__PROBLEM REQUIREMENTS__. Can you output the material exactly as written, minus any pictures it holds?

Items listed in a dataset
>>>>

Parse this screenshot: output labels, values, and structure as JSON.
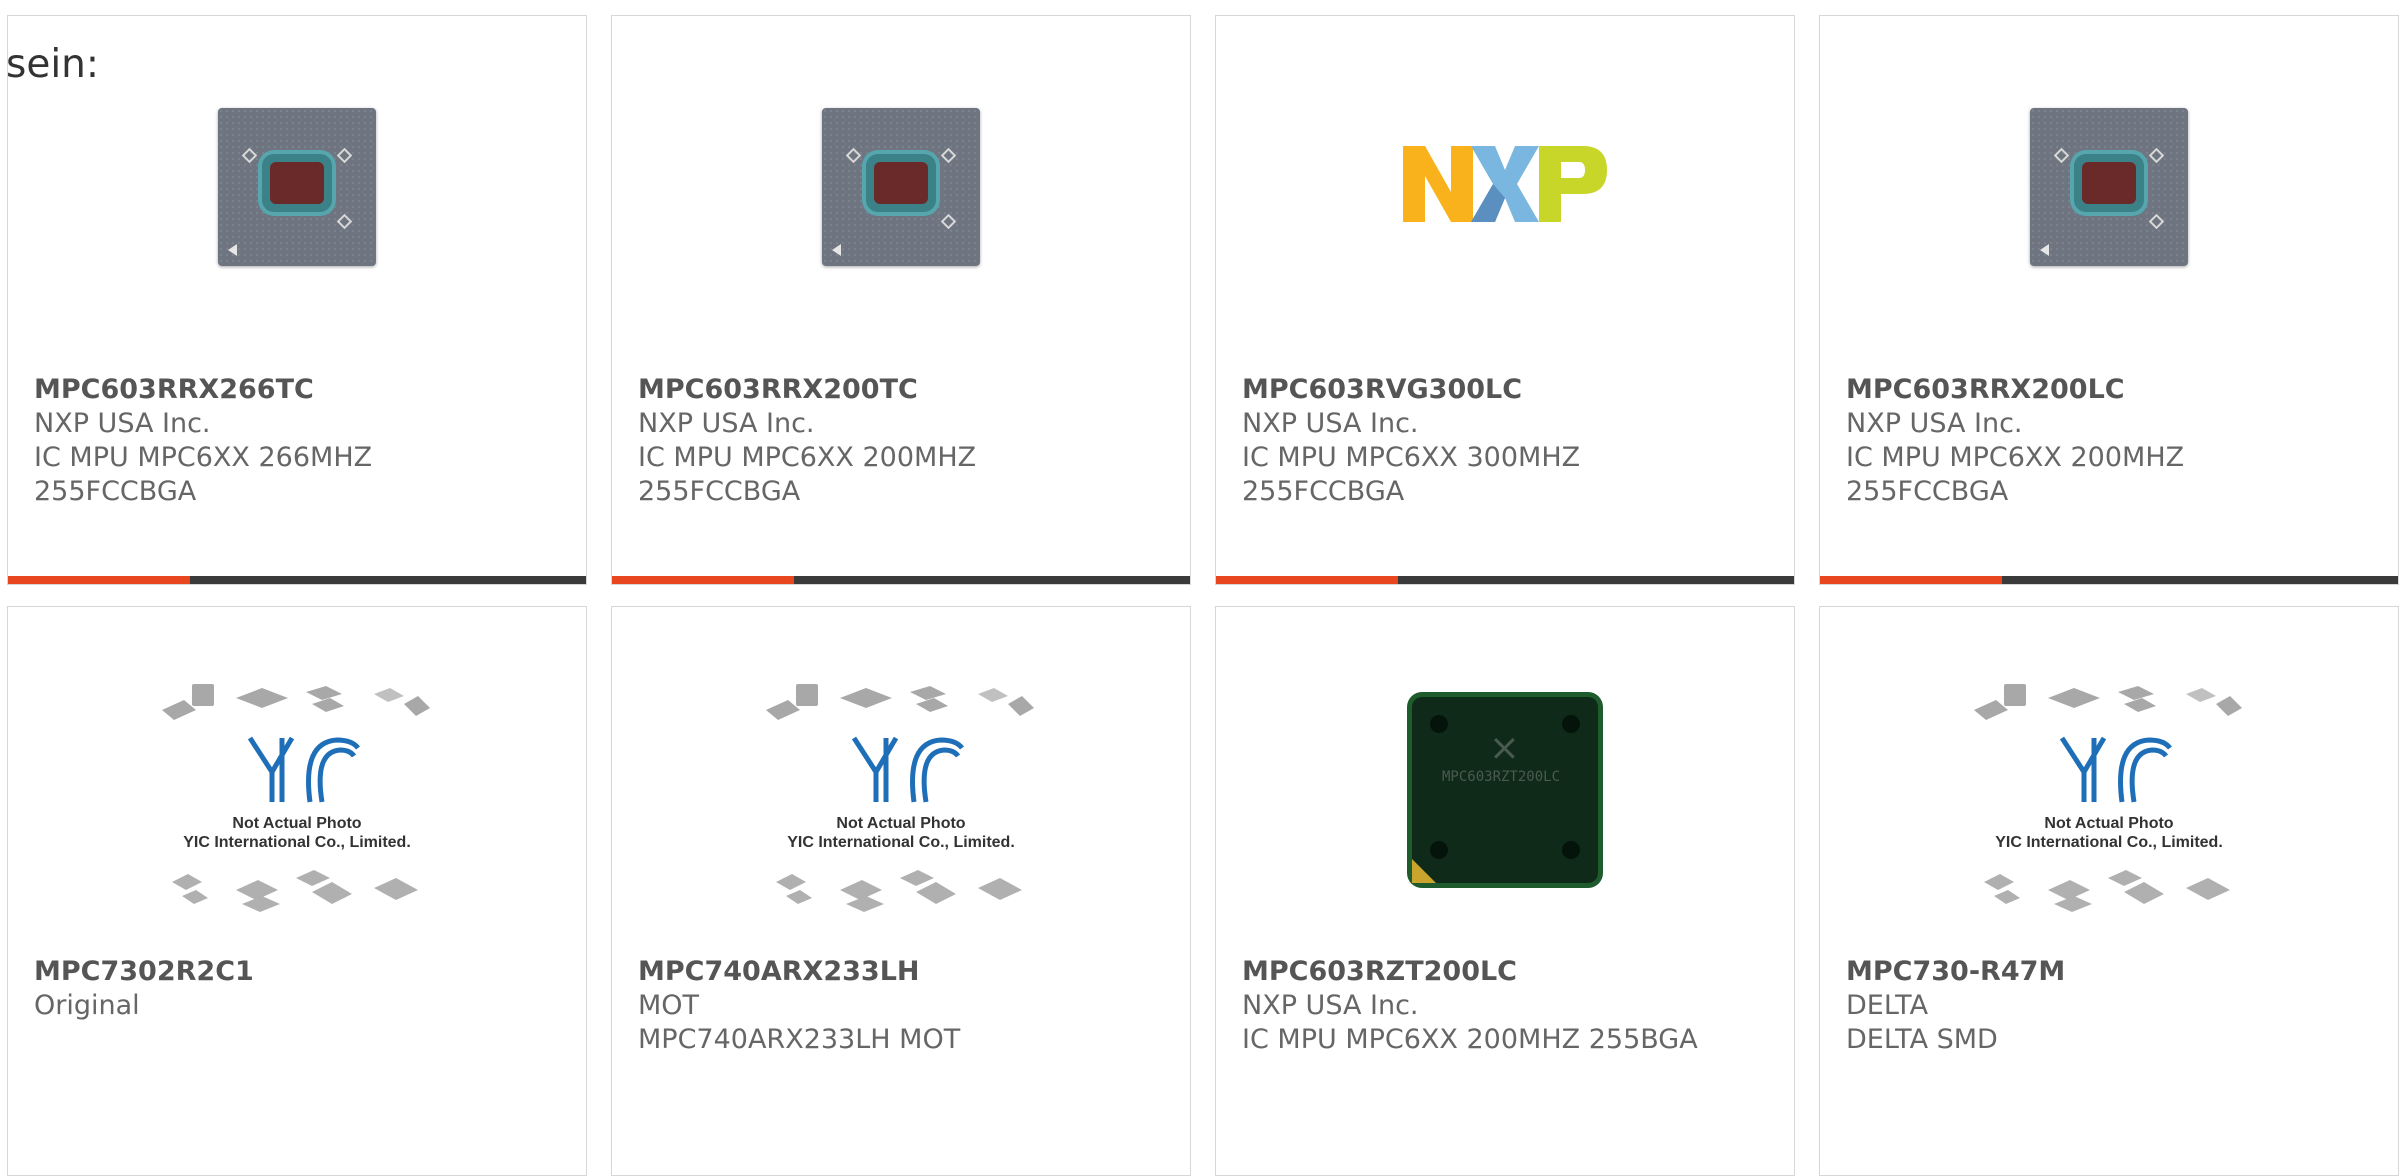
{
  "intro_text": "sein:",
  "colors": {
    "accent": "#e8461e",
    "bar": "#3a3a3a",
    "border": "#d7d7d7",
    "text": "#666666"
  },
  "products": [
    {
      "part": "MPC603RRX266TC",
      "lines": [
        "NXP USA Inc.",
        "IC MPU MPC6XX 266MHZ",
        "255FCCBGA"
      ],
      "image": "chip-image"
    },
    {
      "part": "MPC603RRX200TC",
      "lines": [
        "NXP USA Inc.",
        "IC MPU MPC6XX 200MHZ",
        "255FCCBGA"
      ],
      "image": "chip-image"
    },
    {
      "part": "MPC603RVG300LC",
      "lines": [
        "NXP USA Inc.",
        "IC MPU MPC6XX 300MHZ",
        "255FCCBGA"
      ],
      "image": "nxp-logo"
    },
    {
      "part": "MPC603RRX200LC",
      "lines": [
        "NXP USA Inc.",
        "IC MPU MPC6XX 200MHZ",
        "255FCCBGA"
      ],
      "image": "chip-image"
    },
    {
      "part": "MPC7302R2C1",
      "lines": [
        "Original"
      ],
      "image": "yic-placeholder"
    },
    {
      "part": "MPC740ARX233LH",
      "lines": [
        "MOT",
        "MPC740ARX233LH MOT"
      ],
      "image": "yic-placeholder"
    },
    {
      "part": "MPC603RZT200LC",
      "lines": [
        "NXP USA Inc.",
        "IC MPU MPC6XX 200MHZ 255BGA"
      ],
      "image": "bga-chip-image"
    },
    {
      "part": "MPC730-R47M",
      "lines": [
        "DELTA",
        "DELTA SMD"
      ],
      "image": "yic-placeholder"
    }
  ],
  "nxp_logo": {
    "letters": [
      "N",
      "X",
      "P"
    ]
  },
  "yic_placeholder": {
    "logo_text": "YIC",
    "caption_line1": "Not Actual Photo",
    "caption_line2": "YIC International Co., Limited."
  },
  "bga_marking": "MPC603RZT200LC"
}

<<<<

__RESPONSE BELOW__.
Parse this screenshot: output labels, values, and structure as JSON.
{
  "intro_text": "sein:",
  "colors": {
    "accent": "#e8461e",
    "bar": "#3a3a3a",
    "border": "#d7d7d7",
    "text": "#666666"
  },
  "products": [
    {
      "part": "MPC603RRX266TC",
      "lines": [
        "NXP USA Inc.",
        "IC MPU MPC6XX 266MHZ",
        "255FCCBGA"
      ],
      "image": "chip-image"
    },
    {
      "part": "MPC603RRX200TC",
      "lines": [
        "NXP USA Inc.",
        "IC MPU MPC6XX 200MHZ",
        "255FCCBGA"
      ],
      "image": "chip-image"
    },
    {
      "part": "MPC603RVG300LC",
      "lines": [
        "NXP USA Inc.",
        "IC MPU MPC6XX 300MHZ",
        "255FCCBGA"
      ],
      "image": "nxp-logo"
    },
    {
      "part": "MPC603RRX200LC",
      "lines": [
        "NXP USA Inc.",
        "IC MPU MPC6XX 200MHZ",
        "255FCCBGA"
      ],
      "image": "chip-image"
    },
    {
      "part": "MPC7302R2C1",
      "lines": [
        "Original"
      ],
      "image": "yic-placeholder"
    },
    {
      "part": "MPC740ARX233LH",
      "lines": [
        "MOT",
        "MPC740ARX233LH MOT"
      ],
      "image": "yic-placeholder"
    },
    {
      "part": "MPC603RZT200LC",
      "lines": [
        "NXP USA Inc.",
        "IC MPU MPC6XX 200MHZ 255BGA"
      ],
      "image": "bga-chip-image"
    },
    {
      "part": "MPC730-R47M",
      "lines": [
        "DELTA",
        "DELTA SMD"
      ],
      "image": "yic-placeholder"
    }
  ],
  "nxp_logo": {
    "letters": [
      "N",
      "X",
      "P"
    ]
  },
  "yic_placeholder": {
    "logo_text": "YIC",
    "caption_line1": "Not Actual Photo",
    "caption_line2": "YIC International Co., Limited."
  },
  "bga_marking": "MPC603RZT200LC"
}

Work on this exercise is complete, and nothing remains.